=== Extrait du document ===

Outrage (Ida Lupino, 1950)

Brûlant, sensible, direct, Outrage est un film qui ne s’embarrasse guère des convenances esthétiques. A l’époque, il n’y a guère que chez Fuller que l’on retrouve un tel filmage « droit au but » et une telle fièvre. Ida Lupino ne craint pas les outrances du mélodrame pour traiter son audacieux sujet, la destruction psychologique d’une jeune victime de viol. Outrage montre implacablement -en 75 minutes- que la plus terrible des conséquences du viol est l’impossibilité absolue d’accorder sa confiance à autrui, ce qui entraine une quasi-mort aussi bien psychologique que sociale. Fondamentalement, c’est donc la foi qui a été perdue, foi essentielle à la vie et il était alors naturel que la renaissance de la jeune fille passe par sa rencontre avec un prêtre. Bien que les effets de la mise en scène soient volontairement appuyés, le scénario est d’une belle simplicité. La crédibilité des archétypes n’est pas mise en doute une seule seconde par le spectateur grâce a la prodigieuse justesse des comédiens (inconnus pour la plupart, citons au moins celle qui interprète l’héroïne: la jeune Mala Powers dont l’incandescence rappelle Ida Lupino actrice).
Qu’importe la grossièreté des ficelles du scénario, qu’importe la faiblesse apparente des moyens à disposition, cette série B autoproduite montre que de telles contingences peuvent être balayées par la foi profonde d’une réalisatrice énergique en son art.

=== Données fournies ===

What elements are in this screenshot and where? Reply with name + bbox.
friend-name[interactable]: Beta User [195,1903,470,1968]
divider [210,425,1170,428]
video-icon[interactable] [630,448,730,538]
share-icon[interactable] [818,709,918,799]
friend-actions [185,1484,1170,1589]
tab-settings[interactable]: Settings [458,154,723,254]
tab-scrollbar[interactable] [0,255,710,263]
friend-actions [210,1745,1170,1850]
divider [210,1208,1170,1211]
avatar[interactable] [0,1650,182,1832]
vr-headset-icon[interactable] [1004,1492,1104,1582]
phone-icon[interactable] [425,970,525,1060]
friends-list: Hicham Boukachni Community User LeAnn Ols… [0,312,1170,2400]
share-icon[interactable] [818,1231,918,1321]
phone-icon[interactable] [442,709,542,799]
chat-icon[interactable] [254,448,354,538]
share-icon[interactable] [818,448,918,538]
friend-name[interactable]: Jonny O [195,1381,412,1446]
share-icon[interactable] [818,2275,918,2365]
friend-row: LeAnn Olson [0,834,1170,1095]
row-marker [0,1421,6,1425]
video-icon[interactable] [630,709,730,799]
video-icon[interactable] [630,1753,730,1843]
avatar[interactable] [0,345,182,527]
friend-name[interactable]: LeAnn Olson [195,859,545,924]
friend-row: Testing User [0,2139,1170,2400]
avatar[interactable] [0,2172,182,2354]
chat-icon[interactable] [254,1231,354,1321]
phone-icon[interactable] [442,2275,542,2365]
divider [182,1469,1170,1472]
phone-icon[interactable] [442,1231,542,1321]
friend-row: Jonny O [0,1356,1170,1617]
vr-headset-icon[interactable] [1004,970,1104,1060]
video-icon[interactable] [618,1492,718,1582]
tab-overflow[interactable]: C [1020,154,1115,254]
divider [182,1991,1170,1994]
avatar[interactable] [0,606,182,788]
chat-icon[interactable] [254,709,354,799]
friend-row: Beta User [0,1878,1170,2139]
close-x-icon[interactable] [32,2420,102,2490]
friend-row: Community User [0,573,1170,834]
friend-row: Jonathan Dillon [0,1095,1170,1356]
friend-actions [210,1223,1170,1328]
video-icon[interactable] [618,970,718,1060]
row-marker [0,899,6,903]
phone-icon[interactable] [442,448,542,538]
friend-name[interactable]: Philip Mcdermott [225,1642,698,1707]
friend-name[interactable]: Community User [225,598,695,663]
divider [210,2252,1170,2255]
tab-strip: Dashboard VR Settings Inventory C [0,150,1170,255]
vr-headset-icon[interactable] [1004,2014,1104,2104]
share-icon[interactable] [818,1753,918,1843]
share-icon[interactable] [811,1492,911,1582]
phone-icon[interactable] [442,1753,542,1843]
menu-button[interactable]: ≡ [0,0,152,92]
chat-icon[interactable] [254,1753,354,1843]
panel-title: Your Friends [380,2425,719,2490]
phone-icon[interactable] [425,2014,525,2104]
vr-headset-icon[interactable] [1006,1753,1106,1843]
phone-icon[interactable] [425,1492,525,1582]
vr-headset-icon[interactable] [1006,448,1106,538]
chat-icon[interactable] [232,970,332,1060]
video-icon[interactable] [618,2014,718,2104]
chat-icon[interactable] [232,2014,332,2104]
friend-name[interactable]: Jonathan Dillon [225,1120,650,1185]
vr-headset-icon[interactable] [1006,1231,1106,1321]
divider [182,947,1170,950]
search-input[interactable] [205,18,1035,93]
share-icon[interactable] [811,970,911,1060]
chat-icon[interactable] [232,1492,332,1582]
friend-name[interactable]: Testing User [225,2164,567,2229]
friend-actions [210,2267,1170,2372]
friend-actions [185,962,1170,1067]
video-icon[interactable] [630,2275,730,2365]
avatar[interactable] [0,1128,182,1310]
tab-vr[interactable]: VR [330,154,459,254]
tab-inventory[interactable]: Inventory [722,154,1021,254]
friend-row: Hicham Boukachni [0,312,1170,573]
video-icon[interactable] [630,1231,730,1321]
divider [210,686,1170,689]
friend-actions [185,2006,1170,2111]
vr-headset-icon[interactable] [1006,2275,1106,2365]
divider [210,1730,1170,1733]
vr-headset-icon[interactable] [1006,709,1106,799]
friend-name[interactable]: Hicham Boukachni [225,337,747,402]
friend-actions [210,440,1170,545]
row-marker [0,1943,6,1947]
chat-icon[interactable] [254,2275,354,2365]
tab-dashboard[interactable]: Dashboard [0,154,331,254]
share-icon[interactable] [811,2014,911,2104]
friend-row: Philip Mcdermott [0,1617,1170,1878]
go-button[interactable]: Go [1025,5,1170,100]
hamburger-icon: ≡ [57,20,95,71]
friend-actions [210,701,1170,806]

===

▶ Exercice
Recopiez, s'il vous plaît, le passage de la critique d'Outrage allant de « Qu’importe la grossièreté » à « en son art. », en substituant « cinéaste » à « réalisatrice ».

▶ Résultat
Qu’importe la grossièreté des ficelles du scénario, qu’importe la faiblesse apparente des moyens à disposition, cette série B autoproduite montre que de telles contingences peuvent être balayées par la foi profonde d’une cinéaste énergique en son art.